[Figure dataset records]
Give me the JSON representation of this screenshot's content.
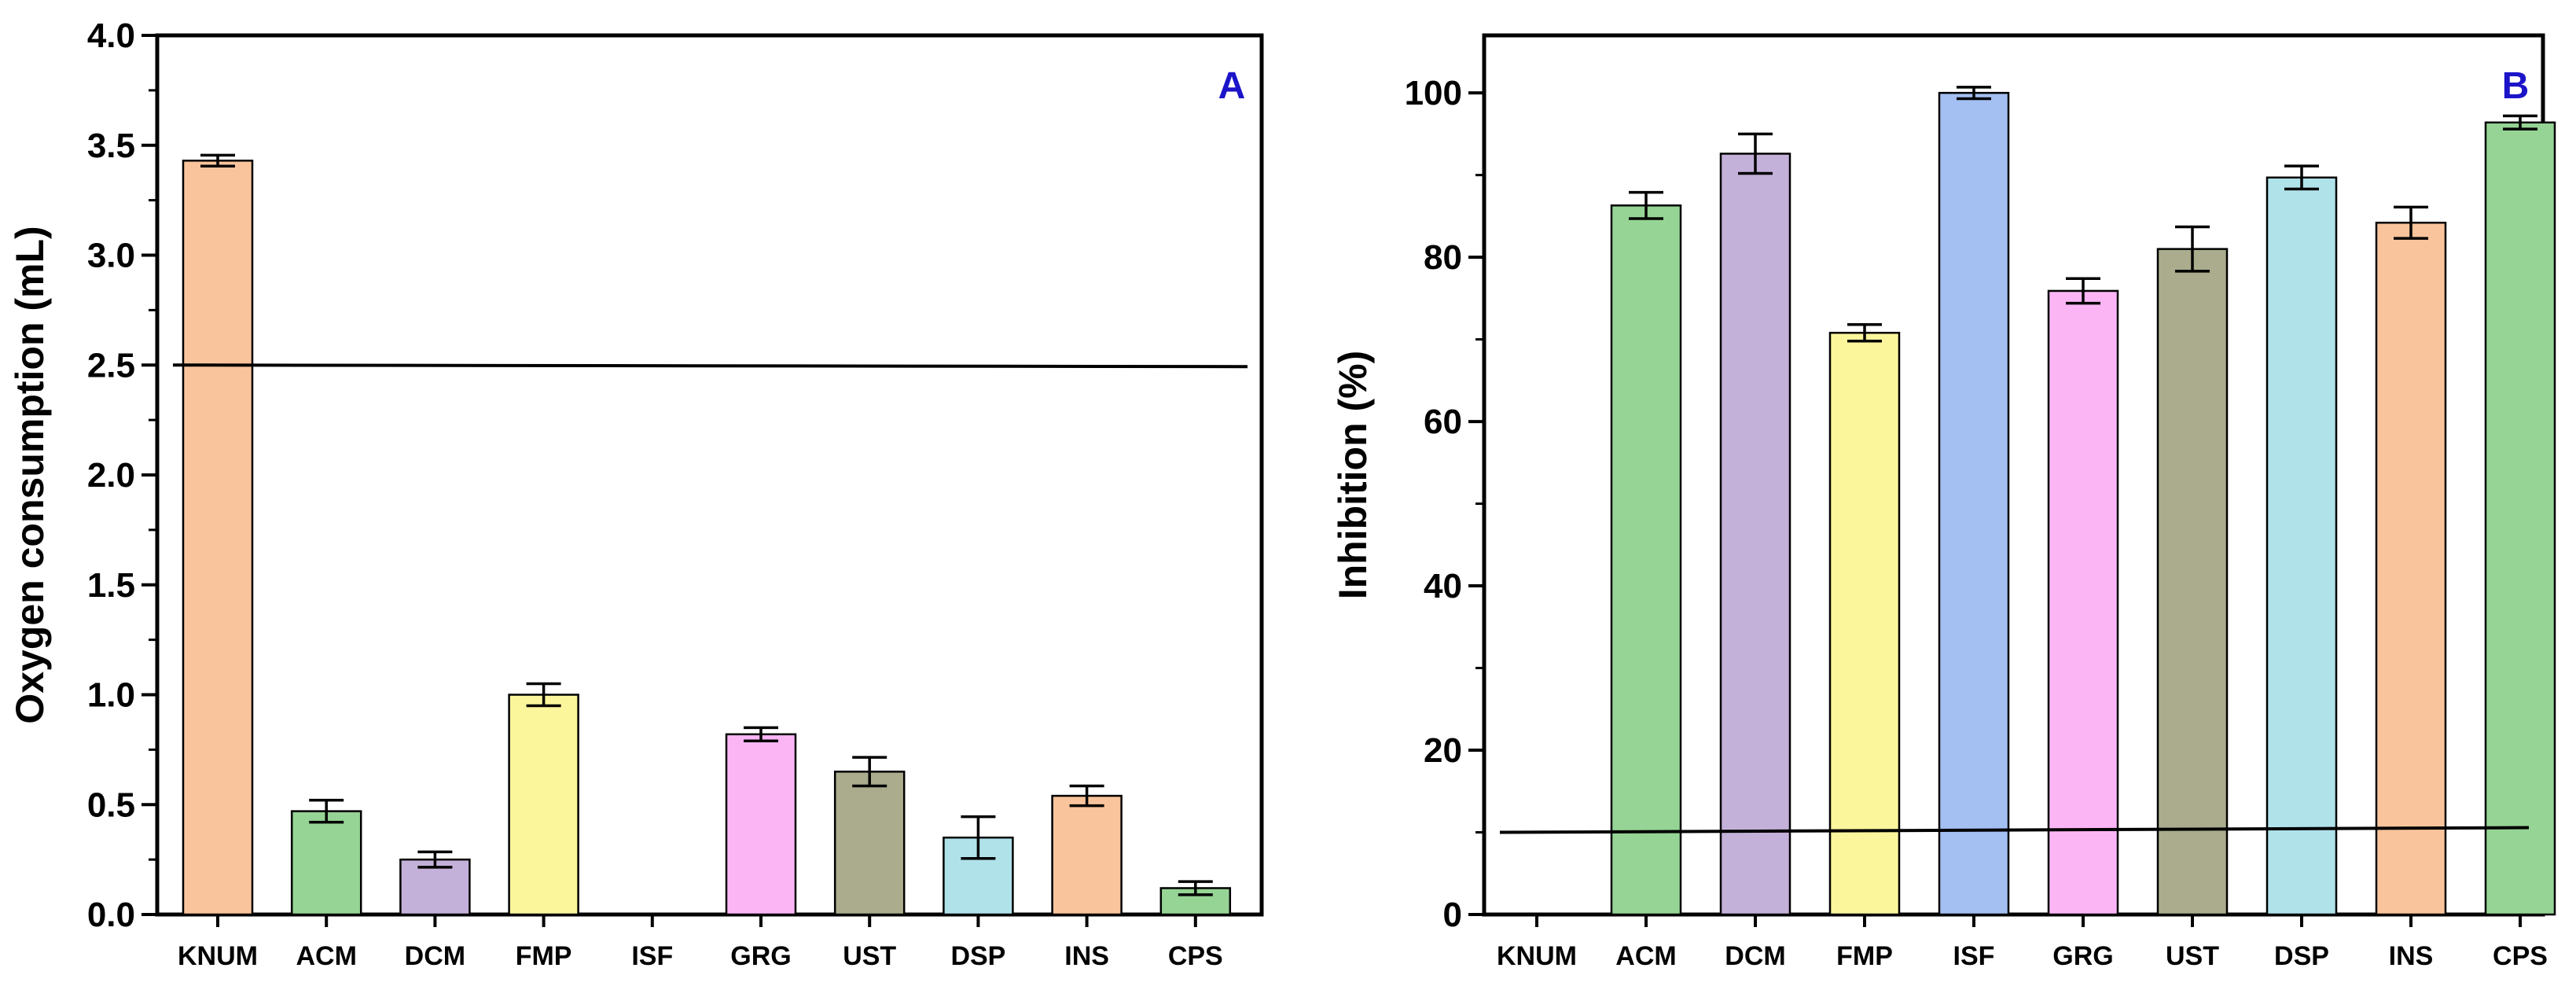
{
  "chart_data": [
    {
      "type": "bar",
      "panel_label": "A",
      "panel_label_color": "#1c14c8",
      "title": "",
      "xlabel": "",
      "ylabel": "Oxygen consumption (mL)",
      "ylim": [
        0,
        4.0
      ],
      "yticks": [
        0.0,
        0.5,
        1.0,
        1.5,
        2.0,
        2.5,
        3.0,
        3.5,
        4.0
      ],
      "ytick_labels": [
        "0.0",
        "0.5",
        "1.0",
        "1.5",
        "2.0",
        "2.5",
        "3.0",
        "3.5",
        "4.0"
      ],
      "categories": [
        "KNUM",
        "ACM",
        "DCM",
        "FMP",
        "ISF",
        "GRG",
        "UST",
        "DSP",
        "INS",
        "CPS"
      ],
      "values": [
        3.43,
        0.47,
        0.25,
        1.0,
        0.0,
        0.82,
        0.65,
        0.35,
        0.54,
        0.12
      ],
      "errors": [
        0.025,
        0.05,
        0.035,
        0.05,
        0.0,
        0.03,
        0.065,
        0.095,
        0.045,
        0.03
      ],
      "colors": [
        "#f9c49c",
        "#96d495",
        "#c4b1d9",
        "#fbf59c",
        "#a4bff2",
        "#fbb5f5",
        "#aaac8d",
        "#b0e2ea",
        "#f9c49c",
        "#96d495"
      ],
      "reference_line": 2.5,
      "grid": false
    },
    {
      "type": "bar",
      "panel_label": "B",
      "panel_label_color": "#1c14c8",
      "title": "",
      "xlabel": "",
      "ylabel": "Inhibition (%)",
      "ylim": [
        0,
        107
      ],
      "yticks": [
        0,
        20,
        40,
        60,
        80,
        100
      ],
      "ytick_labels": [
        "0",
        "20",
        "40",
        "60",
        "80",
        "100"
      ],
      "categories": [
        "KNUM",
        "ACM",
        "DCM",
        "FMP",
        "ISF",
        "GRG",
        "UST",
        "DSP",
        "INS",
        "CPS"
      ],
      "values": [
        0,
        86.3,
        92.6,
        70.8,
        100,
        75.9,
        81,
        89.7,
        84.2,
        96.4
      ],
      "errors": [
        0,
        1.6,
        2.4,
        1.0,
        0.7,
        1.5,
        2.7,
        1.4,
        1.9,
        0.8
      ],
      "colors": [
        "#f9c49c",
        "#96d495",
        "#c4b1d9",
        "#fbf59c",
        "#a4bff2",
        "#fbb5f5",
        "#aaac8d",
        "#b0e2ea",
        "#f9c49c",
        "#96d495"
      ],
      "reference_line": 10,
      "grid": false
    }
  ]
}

==

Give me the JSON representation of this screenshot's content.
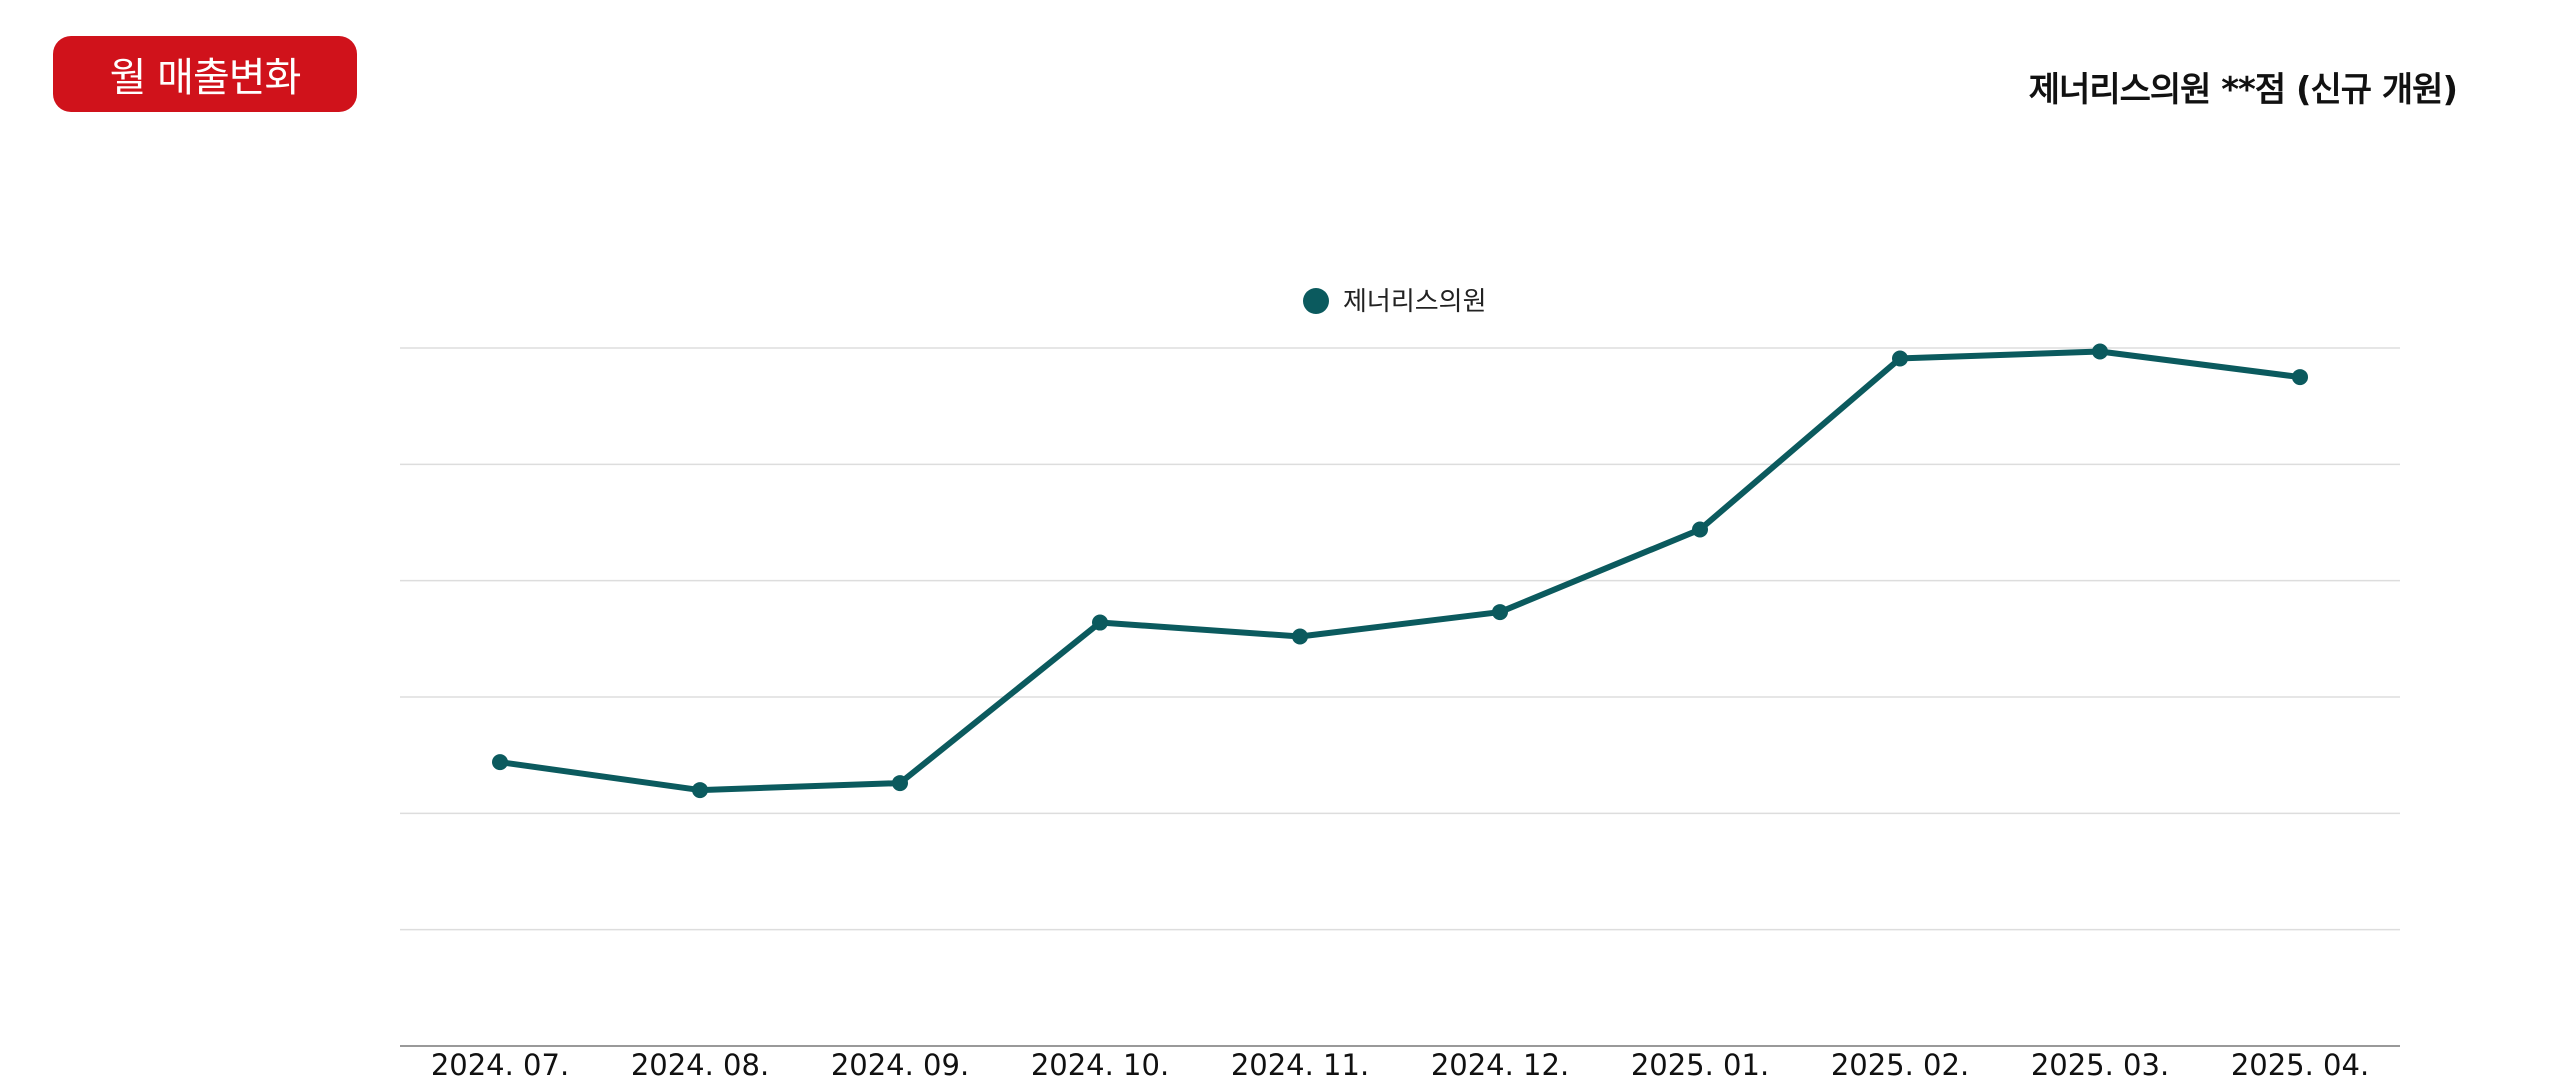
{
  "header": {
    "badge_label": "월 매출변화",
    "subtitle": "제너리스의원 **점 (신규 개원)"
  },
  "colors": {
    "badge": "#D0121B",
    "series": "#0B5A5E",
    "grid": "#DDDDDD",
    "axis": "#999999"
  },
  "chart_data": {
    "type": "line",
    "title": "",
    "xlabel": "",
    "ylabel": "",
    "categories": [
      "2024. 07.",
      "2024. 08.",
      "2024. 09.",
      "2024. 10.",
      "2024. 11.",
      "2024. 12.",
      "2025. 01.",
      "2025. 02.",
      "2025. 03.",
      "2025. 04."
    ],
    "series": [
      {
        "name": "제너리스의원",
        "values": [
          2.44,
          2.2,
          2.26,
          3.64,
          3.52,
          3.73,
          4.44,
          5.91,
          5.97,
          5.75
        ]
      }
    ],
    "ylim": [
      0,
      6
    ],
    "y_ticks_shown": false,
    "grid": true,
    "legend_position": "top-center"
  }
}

* * *

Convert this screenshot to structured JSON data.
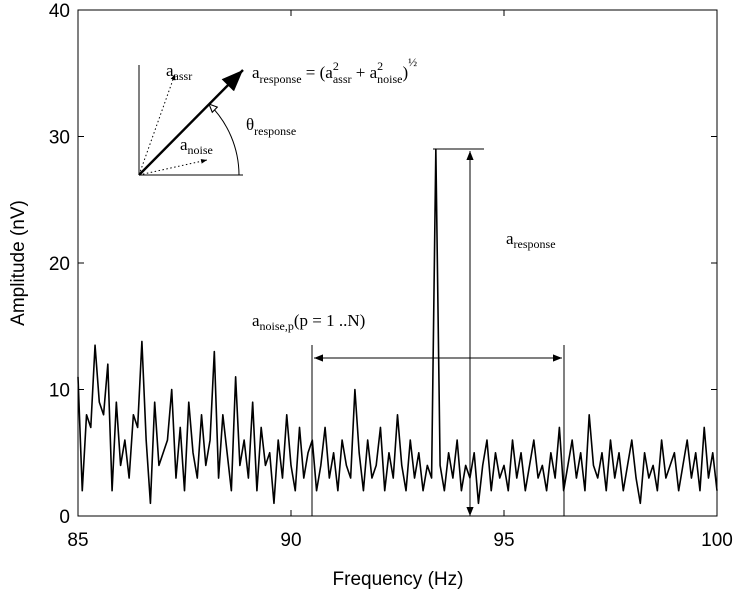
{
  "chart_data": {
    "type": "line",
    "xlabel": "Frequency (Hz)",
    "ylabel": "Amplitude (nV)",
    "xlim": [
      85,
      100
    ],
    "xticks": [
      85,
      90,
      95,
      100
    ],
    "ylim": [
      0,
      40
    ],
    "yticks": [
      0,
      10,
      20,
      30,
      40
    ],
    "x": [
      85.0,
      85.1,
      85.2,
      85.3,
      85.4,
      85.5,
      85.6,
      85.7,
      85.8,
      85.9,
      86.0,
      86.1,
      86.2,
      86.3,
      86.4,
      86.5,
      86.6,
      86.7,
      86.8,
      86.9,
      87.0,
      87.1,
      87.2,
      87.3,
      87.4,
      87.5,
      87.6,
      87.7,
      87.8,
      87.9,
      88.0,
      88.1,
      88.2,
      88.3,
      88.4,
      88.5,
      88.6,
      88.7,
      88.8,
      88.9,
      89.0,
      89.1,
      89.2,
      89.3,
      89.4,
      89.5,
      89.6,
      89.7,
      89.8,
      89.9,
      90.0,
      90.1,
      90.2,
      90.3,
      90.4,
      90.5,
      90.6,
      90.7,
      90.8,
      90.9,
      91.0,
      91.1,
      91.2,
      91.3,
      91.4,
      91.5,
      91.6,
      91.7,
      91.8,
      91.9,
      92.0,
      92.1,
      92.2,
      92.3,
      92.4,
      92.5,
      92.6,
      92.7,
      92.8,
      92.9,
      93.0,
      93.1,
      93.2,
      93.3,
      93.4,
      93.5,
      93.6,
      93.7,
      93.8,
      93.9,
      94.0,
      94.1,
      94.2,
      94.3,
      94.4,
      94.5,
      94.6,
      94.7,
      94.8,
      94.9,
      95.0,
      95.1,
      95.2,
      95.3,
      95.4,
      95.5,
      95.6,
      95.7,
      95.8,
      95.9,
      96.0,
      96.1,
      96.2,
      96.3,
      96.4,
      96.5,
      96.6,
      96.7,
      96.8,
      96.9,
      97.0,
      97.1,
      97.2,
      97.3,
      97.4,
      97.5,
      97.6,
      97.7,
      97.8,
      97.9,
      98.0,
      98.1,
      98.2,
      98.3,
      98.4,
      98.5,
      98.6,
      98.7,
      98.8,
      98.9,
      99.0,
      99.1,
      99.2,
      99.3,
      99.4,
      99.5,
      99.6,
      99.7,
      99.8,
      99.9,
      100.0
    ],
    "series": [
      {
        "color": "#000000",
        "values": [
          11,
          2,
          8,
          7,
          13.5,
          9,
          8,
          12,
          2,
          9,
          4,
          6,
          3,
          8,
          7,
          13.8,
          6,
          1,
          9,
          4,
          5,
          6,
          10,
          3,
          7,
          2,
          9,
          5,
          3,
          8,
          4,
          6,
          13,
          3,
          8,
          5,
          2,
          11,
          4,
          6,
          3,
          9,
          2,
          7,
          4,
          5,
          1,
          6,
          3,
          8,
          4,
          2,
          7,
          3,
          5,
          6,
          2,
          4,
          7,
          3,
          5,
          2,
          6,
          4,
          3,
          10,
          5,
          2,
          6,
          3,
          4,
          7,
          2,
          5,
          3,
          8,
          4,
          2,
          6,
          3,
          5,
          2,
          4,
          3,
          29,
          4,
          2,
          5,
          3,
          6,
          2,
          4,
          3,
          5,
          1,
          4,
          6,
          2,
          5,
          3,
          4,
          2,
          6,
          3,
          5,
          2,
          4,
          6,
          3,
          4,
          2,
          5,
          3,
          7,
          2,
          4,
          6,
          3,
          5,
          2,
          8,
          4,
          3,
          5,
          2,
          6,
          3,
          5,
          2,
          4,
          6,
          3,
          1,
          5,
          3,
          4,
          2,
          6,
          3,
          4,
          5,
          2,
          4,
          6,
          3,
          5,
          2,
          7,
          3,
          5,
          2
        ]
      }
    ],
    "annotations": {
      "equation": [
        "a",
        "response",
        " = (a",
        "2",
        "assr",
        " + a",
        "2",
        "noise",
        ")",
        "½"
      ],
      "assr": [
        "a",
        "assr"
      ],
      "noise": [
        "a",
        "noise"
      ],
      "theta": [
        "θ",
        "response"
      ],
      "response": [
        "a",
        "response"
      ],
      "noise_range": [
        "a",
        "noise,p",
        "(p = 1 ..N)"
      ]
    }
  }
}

• _BRIEF_: Copy out each line of the data containing the string "xlabel".

• _EXERCISE SOLUTION_:
      "xlabel": "",
      "xlabel": "",
    "xlabel": "",
    "xlabel": "Frequency (Hz)",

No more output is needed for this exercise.